§ TASK STATEMENT: Wherever the string "rebase" appears in the listing, copy that line.

§ ENTRIES SHOWN:
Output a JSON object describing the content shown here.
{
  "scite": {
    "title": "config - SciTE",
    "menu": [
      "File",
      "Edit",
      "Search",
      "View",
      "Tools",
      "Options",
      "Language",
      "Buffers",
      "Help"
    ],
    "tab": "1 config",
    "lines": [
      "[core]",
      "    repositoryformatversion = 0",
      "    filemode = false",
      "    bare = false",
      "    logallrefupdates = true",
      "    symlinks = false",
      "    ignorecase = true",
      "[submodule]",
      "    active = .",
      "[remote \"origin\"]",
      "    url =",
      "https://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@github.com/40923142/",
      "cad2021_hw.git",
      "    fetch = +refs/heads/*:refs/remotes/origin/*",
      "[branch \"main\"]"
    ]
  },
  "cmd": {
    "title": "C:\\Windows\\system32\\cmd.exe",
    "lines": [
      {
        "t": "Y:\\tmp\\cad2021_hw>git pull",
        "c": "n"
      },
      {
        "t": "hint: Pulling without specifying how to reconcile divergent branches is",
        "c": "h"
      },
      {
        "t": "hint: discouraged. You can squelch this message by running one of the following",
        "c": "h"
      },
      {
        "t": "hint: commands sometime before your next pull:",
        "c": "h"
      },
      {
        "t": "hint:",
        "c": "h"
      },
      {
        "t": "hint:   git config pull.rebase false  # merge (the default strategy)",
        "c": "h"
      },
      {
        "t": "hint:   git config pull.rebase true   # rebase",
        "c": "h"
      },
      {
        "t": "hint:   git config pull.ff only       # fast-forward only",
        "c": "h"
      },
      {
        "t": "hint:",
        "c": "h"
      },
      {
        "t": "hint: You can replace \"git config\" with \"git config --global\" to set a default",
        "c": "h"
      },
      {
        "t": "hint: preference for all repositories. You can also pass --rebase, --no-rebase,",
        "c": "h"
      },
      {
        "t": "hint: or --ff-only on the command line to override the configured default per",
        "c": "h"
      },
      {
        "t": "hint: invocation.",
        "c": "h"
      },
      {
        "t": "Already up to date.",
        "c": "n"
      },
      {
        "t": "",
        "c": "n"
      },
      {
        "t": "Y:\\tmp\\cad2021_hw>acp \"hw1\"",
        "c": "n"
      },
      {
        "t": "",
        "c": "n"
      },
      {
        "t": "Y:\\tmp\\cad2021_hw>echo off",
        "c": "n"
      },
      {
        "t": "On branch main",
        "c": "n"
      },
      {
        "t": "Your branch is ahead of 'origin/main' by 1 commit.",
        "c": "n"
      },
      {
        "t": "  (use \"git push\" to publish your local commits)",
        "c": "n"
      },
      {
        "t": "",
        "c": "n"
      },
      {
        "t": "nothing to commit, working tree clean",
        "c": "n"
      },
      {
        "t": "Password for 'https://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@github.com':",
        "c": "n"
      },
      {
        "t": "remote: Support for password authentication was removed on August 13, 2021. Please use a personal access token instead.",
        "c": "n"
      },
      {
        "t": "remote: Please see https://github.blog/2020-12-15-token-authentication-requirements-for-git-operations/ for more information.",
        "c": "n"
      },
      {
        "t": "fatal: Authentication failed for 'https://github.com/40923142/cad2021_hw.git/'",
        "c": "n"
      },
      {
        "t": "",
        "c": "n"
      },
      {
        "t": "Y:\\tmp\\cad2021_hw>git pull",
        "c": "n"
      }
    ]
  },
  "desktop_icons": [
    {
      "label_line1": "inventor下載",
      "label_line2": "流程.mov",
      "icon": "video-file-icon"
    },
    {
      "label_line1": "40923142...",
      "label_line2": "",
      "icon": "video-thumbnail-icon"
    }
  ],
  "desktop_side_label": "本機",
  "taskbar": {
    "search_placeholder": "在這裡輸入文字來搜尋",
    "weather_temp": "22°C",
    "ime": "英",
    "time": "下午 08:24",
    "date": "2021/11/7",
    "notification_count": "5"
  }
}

§ ANSWER FOR THE TASK:
        "t": "hint:   git config pull.rebase false  # merge (the default strategy)",
        "t": "hint:   git config pull.rebase true   # rebase",
        "t": "hint: preference for all repositories. You can also pass --rebase, --no-rebase,",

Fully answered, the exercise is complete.